It's gotten me to think a bit about youtube videos as an art form in their own right, rather than as a depository for other art (clips from TV, music videos, etc). My own mashups use slideshows in a way that I borrowed from common youtube practice, just as one example of youtube having its own forms. After reading this article, I spent a lot of time on youtube looking for mashups other people have made, and I got excited about the idea of youtube videos not being a way to view something else (a music video or a mashup) but being their own thing. I will work on a post about the videos I found this afternoon.

Sunday, May 18, 2008

Irony?

I started reading a chapter of Working Like a Homosexual: Camp, Capital, Cinema by Matthew Tinkcom (which is one of the best scholarly titles I've encountered). I was particularly struck by this paragraph about irony:

We discover, though, that irony is a depleted term for comprehending the variety of contemporary cultural practices encompassed in its name, and perhaps worth recalling is that the term carries with it its classical meaning, whereby irony was defined as a form of feigned ignorance. To be ironic in this sense is to maintain a pretense of not knowing in order to produce an alternative knowledge of a statement, object, text, or performance: insisting that one is not perceiving the conditions under which the ironic message is dispensed, not possessing its different registers of signification, not acknowledging that one is perhaps the perfect recipient of the statement that one claims only to be overhearing, irony captures a form of complicity between producer and recipient, one allowing for a form of textual camouflage that provides for a hidden, ambivalent interpretation to arise around the message. (156)

I think that irony as a means of reading culture, as it is practiced now by a lot of people, is not about ambivalence, it's about entirely disliking or having disdain for a cultural product and consuming it ironically in order to play up or perform that dislike. It's almost a way to disavow any ambivalences towards the cultural product. This is why I find camp, with its ambivalences, much more interesting. Of course, as Tinkcom points out, "irony is a depleted term." His revisiting of the original meaning of irony is fascinating to me. It comes near the beginning of a chapter about John Waters. I'm excited to see how ideas about irony and its relation to camp play out in the rest of the chapter.

Thursday, May 15, 2008

Queer Mashups

I made a couple more "mashups" today. I wanted to make queer mashups / use mashups to "queer" pop songs. Here's what I came up with:

Kelis' "Bossy" with Shareefa's "I Need a Boss"



Cher's "Take Me Home" with Lisa Lisa's "I Wonder if I Take You Home"



The Cher and Lisa Lisa songs, like pop songs in general, are in second person, they address someone, a "you." This "you" is a man, but when the two songs are put together, they are addressing each other. Cher becomes the person trying to convince Lisa Lisa to take her (originally him) home.

As hip-hop-tinged R&B / pop songs, "Bossy" and "I Need a Boss" are not sung to another character, they are sung to the audience. So, while Cher and Lisa Lisa seem to be having a straightforward conversation with each other, Shareefa and Kelis seem more to be flirting when the songs are put together. Shareefa says, "I need a boss" and Kelis replies, "I'm bossy."

Layout coordinate data:
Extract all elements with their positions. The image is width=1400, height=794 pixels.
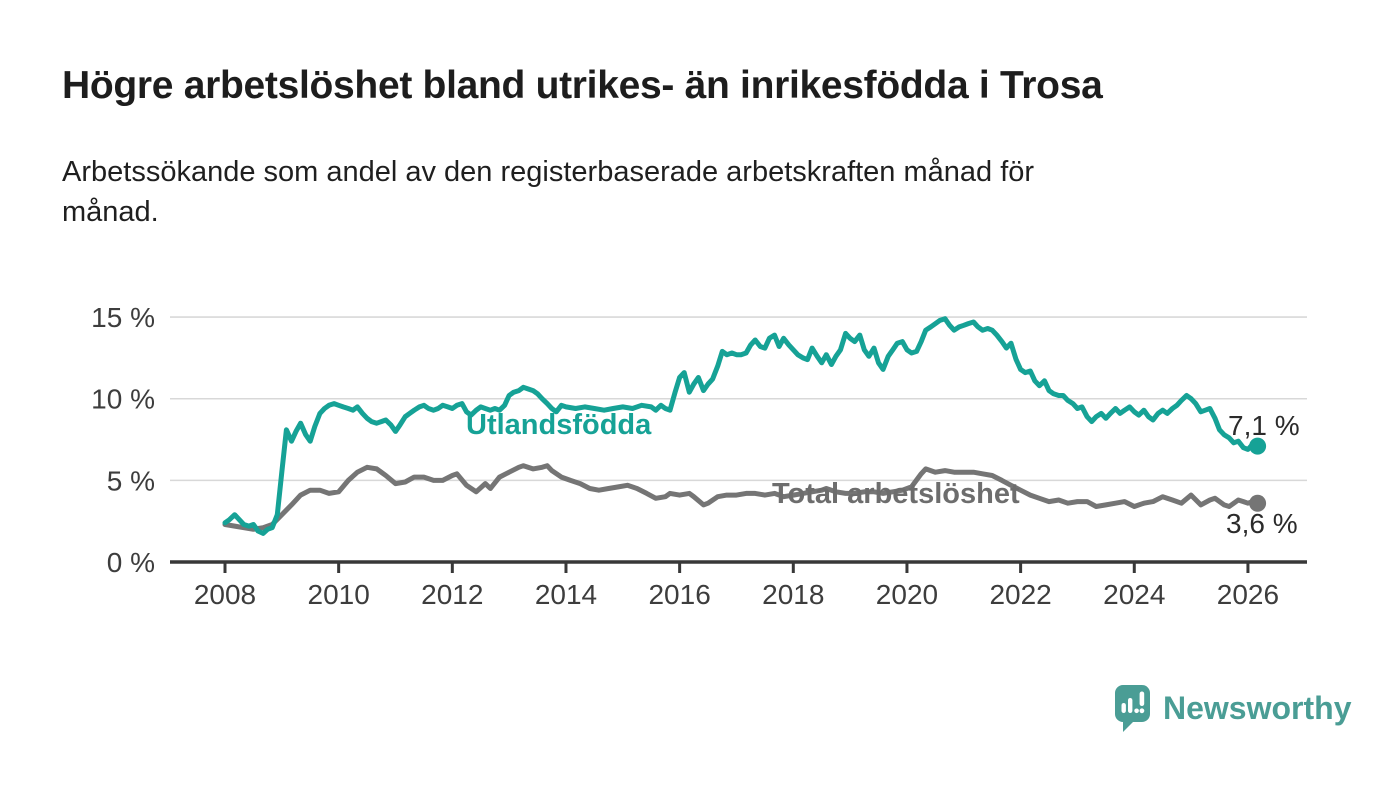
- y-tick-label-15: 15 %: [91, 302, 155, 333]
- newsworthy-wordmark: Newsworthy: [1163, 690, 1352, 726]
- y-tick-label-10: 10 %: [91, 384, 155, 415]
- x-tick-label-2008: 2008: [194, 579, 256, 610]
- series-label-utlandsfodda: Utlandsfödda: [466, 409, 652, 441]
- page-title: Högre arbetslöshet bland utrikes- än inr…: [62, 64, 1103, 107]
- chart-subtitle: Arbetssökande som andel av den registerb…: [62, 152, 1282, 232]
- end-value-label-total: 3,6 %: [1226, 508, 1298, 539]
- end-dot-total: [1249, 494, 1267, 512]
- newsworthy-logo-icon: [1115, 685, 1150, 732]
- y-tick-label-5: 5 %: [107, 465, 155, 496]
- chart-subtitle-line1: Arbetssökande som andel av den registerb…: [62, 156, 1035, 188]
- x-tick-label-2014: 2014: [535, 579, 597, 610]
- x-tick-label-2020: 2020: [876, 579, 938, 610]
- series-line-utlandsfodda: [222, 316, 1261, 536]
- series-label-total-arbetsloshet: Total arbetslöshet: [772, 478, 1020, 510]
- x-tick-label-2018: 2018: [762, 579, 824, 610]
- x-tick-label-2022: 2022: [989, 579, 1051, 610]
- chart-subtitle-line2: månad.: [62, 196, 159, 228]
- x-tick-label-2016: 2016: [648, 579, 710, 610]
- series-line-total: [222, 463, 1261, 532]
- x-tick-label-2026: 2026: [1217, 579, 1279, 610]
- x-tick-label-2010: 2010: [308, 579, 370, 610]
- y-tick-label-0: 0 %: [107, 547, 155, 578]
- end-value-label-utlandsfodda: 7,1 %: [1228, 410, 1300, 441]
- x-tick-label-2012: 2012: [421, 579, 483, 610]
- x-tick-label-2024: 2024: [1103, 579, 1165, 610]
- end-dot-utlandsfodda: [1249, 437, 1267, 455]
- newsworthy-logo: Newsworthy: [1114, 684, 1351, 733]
---
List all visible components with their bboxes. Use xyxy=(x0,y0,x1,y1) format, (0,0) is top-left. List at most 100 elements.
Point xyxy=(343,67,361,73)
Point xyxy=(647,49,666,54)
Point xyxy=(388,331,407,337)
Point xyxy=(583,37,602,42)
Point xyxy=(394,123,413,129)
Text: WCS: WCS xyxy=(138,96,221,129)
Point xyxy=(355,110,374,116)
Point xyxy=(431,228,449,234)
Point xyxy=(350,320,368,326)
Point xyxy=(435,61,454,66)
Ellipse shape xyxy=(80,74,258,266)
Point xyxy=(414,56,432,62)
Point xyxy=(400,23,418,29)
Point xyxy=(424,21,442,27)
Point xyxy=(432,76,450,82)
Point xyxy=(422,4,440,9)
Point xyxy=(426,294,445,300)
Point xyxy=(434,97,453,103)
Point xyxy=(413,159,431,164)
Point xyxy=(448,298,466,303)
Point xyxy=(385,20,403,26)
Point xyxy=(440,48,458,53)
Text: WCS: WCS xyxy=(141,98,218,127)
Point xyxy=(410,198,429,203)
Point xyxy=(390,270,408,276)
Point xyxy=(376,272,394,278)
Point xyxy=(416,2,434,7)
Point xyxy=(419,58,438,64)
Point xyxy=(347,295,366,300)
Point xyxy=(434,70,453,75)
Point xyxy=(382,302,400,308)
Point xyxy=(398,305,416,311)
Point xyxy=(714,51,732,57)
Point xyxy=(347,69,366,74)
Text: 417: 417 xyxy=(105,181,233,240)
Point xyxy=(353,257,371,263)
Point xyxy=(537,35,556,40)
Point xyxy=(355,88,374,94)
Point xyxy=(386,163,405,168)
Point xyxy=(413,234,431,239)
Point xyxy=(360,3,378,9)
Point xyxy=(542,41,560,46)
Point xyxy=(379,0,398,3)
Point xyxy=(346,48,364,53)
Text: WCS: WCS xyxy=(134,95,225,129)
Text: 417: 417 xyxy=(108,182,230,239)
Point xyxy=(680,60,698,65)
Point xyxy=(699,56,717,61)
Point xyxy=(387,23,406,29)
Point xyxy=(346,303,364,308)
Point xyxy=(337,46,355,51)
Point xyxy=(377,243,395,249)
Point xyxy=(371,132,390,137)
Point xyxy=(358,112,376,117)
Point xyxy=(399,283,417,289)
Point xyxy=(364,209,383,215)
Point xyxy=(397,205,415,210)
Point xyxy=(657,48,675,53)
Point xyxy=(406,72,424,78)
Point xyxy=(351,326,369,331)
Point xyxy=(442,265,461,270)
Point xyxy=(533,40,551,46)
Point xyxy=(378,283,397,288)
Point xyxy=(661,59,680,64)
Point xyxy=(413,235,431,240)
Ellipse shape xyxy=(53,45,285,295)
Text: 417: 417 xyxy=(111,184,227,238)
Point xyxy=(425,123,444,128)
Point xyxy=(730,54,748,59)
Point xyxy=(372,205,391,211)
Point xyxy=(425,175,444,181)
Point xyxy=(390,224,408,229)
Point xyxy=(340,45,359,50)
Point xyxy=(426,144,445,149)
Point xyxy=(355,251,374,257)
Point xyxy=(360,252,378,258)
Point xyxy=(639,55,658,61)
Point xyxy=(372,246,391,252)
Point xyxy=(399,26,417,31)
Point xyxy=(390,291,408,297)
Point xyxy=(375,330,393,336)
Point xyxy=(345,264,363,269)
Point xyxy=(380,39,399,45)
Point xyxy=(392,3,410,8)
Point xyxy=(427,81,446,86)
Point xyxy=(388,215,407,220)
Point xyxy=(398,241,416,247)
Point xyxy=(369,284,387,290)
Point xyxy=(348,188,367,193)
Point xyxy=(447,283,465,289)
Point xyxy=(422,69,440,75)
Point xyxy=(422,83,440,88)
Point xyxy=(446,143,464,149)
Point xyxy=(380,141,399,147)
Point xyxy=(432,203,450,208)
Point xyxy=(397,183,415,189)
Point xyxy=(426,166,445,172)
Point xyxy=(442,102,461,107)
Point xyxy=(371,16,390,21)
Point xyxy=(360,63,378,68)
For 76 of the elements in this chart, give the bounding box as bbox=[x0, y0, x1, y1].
--
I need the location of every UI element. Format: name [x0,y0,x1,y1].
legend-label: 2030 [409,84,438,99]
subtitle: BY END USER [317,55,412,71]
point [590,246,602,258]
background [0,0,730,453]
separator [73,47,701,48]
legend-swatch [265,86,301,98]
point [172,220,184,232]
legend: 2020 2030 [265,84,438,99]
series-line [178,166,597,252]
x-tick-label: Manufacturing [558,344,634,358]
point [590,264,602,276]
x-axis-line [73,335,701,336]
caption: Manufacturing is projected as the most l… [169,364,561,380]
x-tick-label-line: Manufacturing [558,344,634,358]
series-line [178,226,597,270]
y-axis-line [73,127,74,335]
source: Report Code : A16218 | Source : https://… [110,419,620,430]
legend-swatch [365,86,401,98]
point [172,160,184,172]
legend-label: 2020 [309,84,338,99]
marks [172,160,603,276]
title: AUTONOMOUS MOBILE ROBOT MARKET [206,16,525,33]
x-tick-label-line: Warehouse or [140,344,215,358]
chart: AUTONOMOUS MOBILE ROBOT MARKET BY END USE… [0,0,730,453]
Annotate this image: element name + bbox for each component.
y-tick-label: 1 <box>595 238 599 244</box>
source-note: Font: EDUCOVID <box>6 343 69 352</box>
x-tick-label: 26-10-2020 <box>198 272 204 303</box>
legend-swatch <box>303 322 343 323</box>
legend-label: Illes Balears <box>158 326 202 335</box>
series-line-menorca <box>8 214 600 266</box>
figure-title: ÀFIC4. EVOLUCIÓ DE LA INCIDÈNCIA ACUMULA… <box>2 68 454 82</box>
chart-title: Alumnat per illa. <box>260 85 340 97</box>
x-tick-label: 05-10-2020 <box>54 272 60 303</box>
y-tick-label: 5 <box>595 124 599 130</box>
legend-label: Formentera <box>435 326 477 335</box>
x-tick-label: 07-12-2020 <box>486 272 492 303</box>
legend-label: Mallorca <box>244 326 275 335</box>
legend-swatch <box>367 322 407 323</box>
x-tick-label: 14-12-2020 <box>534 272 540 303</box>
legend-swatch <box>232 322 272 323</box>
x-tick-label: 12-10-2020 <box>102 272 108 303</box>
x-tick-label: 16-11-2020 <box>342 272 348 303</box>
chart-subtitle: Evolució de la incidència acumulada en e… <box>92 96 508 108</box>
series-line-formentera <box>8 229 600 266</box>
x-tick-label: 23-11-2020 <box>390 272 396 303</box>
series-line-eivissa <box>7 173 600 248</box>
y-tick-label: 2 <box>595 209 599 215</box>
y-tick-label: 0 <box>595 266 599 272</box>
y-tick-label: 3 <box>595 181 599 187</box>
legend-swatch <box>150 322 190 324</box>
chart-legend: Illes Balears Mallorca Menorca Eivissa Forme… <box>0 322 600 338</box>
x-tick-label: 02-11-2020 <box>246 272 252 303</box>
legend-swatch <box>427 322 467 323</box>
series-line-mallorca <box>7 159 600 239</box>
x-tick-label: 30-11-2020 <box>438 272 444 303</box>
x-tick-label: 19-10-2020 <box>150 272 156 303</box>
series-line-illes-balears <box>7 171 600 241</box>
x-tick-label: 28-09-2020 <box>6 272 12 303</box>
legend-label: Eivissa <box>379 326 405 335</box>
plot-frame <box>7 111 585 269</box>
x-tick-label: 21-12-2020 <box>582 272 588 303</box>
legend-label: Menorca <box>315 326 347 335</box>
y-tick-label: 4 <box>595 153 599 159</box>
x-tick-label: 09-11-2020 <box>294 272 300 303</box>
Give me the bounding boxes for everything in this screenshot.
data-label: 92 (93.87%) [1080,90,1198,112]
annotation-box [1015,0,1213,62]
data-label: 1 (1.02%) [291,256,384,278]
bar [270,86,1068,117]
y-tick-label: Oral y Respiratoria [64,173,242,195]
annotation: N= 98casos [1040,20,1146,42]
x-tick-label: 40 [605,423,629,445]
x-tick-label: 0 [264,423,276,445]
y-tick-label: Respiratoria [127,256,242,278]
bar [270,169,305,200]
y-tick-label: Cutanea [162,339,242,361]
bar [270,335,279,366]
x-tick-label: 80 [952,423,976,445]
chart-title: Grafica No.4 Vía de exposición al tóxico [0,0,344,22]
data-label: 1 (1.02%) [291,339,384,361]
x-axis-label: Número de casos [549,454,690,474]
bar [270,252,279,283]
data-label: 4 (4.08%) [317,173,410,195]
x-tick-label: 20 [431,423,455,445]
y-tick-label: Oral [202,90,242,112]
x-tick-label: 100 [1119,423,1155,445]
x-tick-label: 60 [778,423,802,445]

Task brief: Retype the section of the blog post above that begins with the words "I made a couple" and ends with "(originally him) home.".

Reply:
I made a couple more "mashups" today. I wanted to make queer mashups / use mashups to "queer" pop songs. Here's what I came up with:

Kelis' "Bossy" with Shareefa's "I Need a Boss"



Cher's "Take Me Home" with Lisa Lisa's "I Wonder if I Take You Home"



The Cher and Lisa Lisa songs, like pop songs in general, are in second person, they address someone, a "you." This "you" is a man, but when the two songs are put together, they are addressing each other. Cher becomes the person trying to convince Lisa Lisa to take her (originally him) home.